### Given task
Extract the lines that carry the string "title" from the listing.
--- Start of Material to process ---
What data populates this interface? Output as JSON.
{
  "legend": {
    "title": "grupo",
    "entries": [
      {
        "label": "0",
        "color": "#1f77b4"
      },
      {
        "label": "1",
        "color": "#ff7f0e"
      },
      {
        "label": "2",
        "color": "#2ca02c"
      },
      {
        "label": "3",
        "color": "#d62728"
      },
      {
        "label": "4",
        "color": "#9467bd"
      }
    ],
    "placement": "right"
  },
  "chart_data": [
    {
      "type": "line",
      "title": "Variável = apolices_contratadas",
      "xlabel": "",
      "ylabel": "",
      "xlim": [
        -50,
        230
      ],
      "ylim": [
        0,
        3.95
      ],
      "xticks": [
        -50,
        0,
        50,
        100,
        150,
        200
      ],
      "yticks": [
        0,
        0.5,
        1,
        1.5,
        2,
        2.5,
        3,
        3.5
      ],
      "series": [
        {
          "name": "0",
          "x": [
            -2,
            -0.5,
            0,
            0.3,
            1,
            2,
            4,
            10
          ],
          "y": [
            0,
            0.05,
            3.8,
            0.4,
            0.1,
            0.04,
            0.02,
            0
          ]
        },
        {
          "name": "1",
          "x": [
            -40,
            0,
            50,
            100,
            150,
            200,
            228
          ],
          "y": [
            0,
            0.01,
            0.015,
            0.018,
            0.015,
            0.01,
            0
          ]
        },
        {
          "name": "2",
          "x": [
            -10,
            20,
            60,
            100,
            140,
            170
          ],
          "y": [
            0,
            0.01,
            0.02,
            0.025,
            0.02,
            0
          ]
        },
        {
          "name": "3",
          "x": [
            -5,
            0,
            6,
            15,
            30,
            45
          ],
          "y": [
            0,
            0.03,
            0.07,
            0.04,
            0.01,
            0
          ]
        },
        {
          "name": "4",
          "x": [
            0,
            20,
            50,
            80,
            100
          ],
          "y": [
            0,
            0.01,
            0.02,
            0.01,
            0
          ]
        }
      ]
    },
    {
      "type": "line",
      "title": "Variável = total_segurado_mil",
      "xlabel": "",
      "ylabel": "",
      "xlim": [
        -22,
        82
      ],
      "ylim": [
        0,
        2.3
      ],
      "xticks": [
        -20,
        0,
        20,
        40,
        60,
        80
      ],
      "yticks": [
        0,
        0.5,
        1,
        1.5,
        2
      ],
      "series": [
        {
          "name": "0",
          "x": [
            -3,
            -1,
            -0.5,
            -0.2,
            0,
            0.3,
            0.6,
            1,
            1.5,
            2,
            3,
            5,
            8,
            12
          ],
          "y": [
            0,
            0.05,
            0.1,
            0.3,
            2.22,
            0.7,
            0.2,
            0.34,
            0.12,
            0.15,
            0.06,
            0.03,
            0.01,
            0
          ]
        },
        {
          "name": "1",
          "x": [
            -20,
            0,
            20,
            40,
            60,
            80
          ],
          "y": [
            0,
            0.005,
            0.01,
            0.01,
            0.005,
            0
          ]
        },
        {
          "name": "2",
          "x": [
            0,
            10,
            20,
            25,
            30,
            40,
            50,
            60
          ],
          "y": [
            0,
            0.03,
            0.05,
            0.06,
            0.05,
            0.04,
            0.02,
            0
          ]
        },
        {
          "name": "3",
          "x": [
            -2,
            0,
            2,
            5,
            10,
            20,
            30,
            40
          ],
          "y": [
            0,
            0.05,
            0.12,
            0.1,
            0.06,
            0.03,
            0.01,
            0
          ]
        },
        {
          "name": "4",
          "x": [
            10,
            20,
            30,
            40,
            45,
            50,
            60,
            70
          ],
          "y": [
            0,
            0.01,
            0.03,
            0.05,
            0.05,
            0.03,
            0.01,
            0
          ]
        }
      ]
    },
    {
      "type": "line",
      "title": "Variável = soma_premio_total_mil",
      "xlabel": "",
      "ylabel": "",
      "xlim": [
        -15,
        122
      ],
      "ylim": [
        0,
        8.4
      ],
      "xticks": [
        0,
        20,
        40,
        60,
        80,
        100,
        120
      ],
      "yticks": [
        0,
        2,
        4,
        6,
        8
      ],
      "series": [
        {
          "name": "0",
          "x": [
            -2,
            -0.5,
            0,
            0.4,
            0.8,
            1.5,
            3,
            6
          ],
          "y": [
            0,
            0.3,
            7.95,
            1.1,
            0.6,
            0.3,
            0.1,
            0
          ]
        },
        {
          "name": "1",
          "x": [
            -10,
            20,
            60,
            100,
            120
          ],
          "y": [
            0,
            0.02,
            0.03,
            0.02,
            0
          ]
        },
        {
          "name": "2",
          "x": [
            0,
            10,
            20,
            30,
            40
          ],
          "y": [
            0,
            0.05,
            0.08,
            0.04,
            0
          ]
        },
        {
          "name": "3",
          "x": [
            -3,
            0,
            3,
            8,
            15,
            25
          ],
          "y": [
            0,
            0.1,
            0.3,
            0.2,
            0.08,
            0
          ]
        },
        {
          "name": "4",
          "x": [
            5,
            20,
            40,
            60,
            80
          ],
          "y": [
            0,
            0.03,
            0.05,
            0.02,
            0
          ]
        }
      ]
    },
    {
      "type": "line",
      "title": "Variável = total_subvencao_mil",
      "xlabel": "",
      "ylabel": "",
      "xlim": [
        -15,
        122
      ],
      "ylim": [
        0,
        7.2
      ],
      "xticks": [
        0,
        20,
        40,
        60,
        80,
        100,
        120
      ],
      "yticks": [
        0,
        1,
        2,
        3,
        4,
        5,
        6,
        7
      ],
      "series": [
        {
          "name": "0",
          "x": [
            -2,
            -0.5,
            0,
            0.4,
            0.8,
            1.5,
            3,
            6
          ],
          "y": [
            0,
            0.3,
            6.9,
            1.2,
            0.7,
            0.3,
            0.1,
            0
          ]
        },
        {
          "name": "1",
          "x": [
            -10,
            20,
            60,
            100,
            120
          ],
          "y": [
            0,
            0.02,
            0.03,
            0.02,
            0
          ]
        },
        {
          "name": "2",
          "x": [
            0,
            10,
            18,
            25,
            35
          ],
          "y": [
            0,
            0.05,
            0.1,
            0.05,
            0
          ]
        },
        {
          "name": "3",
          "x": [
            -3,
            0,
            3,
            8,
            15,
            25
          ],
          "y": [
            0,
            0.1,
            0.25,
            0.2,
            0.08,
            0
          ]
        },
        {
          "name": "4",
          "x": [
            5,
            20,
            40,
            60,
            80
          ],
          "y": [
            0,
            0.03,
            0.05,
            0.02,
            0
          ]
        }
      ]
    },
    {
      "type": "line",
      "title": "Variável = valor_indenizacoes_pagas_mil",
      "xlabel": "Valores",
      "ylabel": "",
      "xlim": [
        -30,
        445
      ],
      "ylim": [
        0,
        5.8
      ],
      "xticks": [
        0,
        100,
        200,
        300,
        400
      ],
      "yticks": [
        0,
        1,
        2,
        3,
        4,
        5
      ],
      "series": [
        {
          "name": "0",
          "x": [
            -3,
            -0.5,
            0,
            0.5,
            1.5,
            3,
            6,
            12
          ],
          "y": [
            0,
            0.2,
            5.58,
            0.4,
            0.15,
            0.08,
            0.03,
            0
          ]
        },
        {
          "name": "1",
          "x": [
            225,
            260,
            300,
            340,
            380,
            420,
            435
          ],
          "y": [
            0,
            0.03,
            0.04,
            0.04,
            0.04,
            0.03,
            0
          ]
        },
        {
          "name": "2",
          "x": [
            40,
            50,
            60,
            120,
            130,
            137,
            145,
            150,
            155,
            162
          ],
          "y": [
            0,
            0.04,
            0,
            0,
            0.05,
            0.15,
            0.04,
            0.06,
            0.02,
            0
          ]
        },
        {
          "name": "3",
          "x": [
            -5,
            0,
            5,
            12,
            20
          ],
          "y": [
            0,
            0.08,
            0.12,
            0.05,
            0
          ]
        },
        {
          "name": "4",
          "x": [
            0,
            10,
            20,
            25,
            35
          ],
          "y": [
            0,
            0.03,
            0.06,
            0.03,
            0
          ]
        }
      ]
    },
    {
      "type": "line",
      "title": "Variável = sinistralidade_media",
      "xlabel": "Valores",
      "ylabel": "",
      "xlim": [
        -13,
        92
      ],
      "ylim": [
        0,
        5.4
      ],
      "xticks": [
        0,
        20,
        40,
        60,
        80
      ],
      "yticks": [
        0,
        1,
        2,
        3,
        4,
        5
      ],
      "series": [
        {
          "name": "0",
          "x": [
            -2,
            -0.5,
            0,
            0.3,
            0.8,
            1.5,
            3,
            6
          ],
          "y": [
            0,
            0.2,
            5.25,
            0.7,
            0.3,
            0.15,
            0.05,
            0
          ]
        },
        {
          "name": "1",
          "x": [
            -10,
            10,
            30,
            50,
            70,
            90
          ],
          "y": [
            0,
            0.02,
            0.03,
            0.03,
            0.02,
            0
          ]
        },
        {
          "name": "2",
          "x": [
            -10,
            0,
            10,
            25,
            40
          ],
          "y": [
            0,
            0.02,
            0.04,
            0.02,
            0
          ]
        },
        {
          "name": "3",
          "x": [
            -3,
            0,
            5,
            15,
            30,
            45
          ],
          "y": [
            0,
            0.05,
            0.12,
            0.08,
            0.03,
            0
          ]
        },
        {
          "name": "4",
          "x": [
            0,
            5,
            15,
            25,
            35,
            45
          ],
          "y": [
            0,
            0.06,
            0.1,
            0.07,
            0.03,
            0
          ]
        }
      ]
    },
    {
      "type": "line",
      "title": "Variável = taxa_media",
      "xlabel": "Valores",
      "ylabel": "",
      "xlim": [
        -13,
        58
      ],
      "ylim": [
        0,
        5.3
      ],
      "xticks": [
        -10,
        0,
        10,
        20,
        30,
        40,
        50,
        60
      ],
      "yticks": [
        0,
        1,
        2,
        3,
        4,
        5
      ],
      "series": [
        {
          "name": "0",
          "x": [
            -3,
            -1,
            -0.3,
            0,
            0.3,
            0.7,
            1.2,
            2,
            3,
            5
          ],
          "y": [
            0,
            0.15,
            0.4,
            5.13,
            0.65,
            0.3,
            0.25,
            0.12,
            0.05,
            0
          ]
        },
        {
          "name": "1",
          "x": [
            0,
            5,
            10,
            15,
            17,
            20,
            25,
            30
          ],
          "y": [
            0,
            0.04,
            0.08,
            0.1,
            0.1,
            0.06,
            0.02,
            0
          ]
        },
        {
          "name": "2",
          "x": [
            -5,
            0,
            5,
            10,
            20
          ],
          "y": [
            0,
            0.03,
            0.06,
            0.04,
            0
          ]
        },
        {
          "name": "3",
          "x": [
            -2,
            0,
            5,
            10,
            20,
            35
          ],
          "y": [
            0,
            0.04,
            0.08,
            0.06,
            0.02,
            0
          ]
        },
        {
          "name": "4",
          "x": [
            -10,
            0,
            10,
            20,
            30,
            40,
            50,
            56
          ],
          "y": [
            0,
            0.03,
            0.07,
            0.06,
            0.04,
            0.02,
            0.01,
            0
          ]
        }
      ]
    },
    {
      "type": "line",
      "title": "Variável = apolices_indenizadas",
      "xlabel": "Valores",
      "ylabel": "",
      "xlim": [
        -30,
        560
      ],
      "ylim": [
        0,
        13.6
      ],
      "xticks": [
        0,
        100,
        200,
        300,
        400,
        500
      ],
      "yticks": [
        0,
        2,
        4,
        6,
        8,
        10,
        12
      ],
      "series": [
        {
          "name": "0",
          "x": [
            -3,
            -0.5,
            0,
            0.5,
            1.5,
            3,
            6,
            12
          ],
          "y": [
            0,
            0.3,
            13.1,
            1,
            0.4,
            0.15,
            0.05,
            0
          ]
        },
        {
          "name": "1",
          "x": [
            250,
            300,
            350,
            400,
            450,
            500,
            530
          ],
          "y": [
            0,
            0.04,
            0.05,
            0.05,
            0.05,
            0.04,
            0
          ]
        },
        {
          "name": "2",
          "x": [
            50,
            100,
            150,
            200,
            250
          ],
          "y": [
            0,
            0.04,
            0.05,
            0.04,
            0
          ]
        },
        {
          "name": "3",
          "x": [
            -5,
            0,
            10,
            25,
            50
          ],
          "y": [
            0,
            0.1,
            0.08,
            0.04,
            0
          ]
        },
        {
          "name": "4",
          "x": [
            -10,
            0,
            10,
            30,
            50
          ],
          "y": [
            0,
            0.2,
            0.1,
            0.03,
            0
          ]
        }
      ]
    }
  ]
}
--- End of Material to process ---
### Solved exercise
    "title": "grupo",
      "title": "Variável = apolices_contratadas",
      "title": "Variável = total_segurado_mil",
      "title": "Variável = soma_premio_total_mil",
      "title": "Variável = total_subvencao_mil",
      "title": "Variável = valor_indenizacoes_pagas_mil",
      "title": "Variável = sinistralidade_media",
      "title": "Variável = taxa_media",
      "title": "Variável = apolices_indenizadas",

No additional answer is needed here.